— Items from a dataset —
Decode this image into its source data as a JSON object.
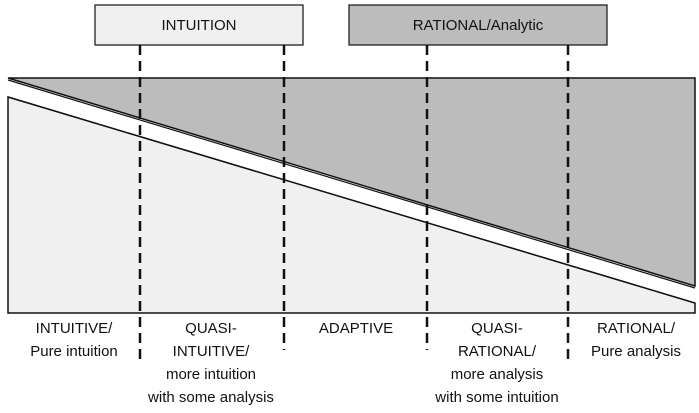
{
  "header": {
    "left": "INTUITION",
    "right": "RATIONAL/Analytic"
  },
  "columns": [
    {
      "lines": [
        "INTUITIVE/",
        "Pure intuition"
      ]
    },
    {
      "lines": [
        "QUASI-",
        "INTUITIVE/",
        "more intuition",
        "with some analysis"
      ]
    },
    {
      "lines": [
        "ADAPTIVE"
      ]
    },
    {
      "lines": [
        "QUASI-",
        "RATIONAL/",
        "more analysis",
        "with some intuition"
      ]
    },
    {
      "lines": [
        "RATIONAL/",
        "Pure analysis"
      ]
    }
  ]
}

— Your objective —
Write out the full set of lines verbatim, without the pictures.

— Exercise output —
Decode this image into its source data as a JSON object.
{
  "header": {
    "left": "INTUITION",
    "right": "RATIONAL/Analytic"
  },
  "columns": [
    {
      "lines": [
        "INTUITIVE/",
        "Pure intuition"
      ]
    },
    {
      "lines": [
        "QUASI-",
        "INTUITIVE/",
        "more intuition",
        "with some analysis"
      ]
    },
    {
      "lines": [
        "ADAPTIVE"
      ]
    },
    {
      "lines": [
        "QUASI-",
        "RATIONAL/",
        "more analysis",
        "with some intuition"
      ]
    },
    {
      "lines": [
        "RATIONAL/",
        "Pure analysis"
      ]
    }
  ]
}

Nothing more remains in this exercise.